__STATED TASK__.
Copy out every line in the entries below that includes "height".

__EXERCISE MATERIAL__.
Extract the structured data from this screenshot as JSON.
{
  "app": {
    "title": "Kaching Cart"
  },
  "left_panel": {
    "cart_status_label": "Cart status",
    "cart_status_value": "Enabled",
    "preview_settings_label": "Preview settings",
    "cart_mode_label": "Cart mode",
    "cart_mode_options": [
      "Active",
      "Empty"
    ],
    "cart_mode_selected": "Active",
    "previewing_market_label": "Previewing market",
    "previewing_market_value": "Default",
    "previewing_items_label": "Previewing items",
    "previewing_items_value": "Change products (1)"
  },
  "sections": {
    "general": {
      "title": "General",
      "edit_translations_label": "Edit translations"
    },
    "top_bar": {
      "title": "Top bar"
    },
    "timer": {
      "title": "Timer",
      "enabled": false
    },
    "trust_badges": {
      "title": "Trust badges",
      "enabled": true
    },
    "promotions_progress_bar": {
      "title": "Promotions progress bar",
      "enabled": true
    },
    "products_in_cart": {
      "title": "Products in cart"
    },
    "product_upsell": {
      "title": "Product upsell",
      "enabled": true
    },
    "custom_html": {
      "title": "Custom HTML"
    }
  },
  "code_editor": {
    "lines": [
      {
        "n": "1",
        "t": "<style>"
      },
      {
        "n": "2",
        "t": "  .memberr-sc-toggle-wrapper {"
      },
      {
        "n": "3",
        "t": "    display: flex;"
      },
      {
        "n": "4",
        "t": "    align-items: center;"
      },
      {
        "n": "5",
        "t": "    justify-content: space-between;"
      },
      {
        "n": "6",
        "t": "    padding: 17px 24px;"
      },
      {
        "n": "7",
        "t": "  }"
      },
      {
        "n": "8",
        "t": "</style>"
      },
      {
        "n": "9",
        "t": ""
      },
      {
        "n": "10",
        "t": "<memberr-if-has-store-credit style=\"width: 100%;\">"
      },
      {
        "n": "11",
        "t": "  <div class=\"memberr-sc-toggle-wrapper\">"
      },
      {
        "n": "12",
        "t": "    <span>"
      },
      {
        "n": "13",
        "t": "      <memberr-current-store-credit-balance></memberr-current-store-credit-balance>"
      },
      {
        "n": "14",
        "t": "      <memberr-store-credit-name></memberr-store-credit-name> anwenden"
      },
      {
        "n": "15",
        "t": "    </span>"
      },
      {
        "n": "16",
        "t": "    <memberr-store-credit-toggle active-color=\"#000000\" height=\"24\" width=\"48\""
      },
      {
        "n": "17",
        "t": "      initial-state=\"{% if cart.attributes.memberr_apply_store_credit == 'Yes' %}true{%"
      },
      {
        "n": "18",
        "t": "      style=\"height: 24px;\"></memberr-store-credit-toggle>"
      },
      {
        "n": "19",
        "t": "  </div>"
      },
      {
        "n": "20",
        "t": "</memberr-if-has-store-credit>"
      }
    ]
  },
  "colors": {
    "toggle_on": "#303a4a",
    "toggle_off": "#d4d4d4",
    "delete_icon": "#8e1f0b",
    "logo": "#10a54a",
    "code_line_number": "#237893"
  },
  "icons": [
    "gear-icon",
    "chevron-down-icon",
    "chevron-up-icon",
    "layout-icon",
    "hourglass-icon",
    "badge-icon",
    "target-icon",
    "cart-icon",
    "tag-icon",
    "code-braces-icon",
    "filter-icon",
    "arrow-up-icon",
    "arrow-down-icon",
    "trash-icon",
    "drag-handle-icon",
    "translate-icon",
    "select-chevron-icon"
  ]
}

__FULL OUTPUT__.
        "t": "    <memberr-store-credit-toggle active-color=\"#000000\" height=\"24\" width=\"48\""
        "t": "      style=\"height: 24px;\"></memberr-store-credit-toggle>"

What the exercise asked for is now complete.